» Document text:
☆ ☆ ☆ ☆ ☆
IN THE HIGH COURT OF KERALA AT ERNAKULAM 

A.V.RAMAKRISHNA PILLAI, J.

W.P(C) Nos.13479 & 14873 of 2015 

Dated this the 5th day of August, 2015

PETITIONER(S)

JERLIN ANTONY AND OTHERS

BY ADV. SRI.V.JAYAPRADEEP 

RESPONDENT

1. STATE OF KERALA REPRESENTED BY THE PRINCIPAL SECRETARY TO THE GOVERNMENT, DEPARTMENT OF LOCAL SELF GOVT. (E.M.) SECRETARIAT, THIRUVANANTHAPURAM – 695 001.

2. KERALA STATE ELECTION COMMISSION REPRESENTED BY THE SECRETARY, STATE ELECTION COMMISSION, CORPORATE OFFICE COMPLEX MUSEUM, THIRUVANANTHAPURAM – 695 033. 

3. KERALA STATE DELIMITATION REP. BY THE COMMISSION, REP. BY THE SECRETARY STATE DELIMITATION COMMISSION, LMS COMPOUND THIRUVANANTHAPURAM – 695 033.

R1 BY SPL. GOVT. PLEADER SRI. K.P. DANDAPANI ADDL.R2 & R3 BY ADV. SRI.MURALI PURUSHOTHAMAN,SC

JUDGMENT 

Under challenge in one of these writ petitions is the exercise undertaken by the State to form a new municipal corporation i.e. Corporation of Kannur, adding a portion of the existing municipality as well as certain existing grama panchayats. The challenge in the other writ petition is against the de-linking of certain portions of an existing panchayat and adding those portions to an existing municipal corporation.
☆ ☆ ☆ ☆ ☆
» Data lines:
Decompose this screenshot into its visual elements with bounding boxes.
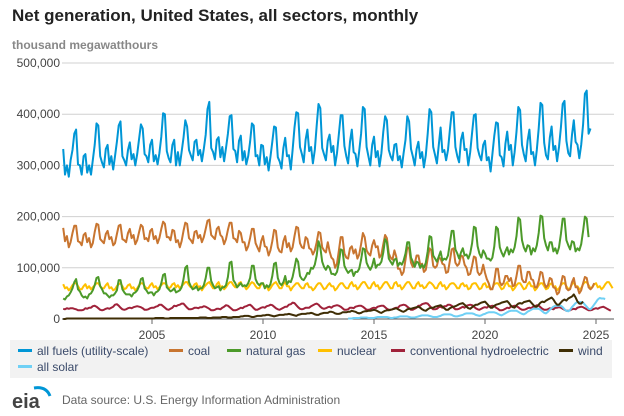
☆ ☆ ☆ ☆ ☆
» Task set:
**1)** In the judgment text, what new municipal corporation is the State forming?
**2)** Transcribe the judgment text starting at "BY ADV. SRI.V.JAYAPRADEEP" and ending at "MUSEUM, THIRUVANANTHAPURAM – 695 033.".
The material shown here is separate from the judgment text.

» Worked solutions:
**1)** The Corporation of Kannur.

**2)**
BY ADV. SRI.V.JAYAPRADEEP 

RESPONDENT

1. STATE OF KERALA REPRESENTED BY THE PRINCIPAL SECRETARY TO THE GOVERNMENT, DEPARTMENT OF LOCAL SELF GOVT. (E.M.) SECRETARIAT, THIRUVANANTHAPURAM – 695 001.

2. KERALA STATE ELECTION COMMISSION REPRESENTED BY THE SECRETARY, STATE ELECTION COMMISSION, CORPORATE OFFICE COMPLEX MUSEUM, THIRUVANANTHAPURAM – 695 033.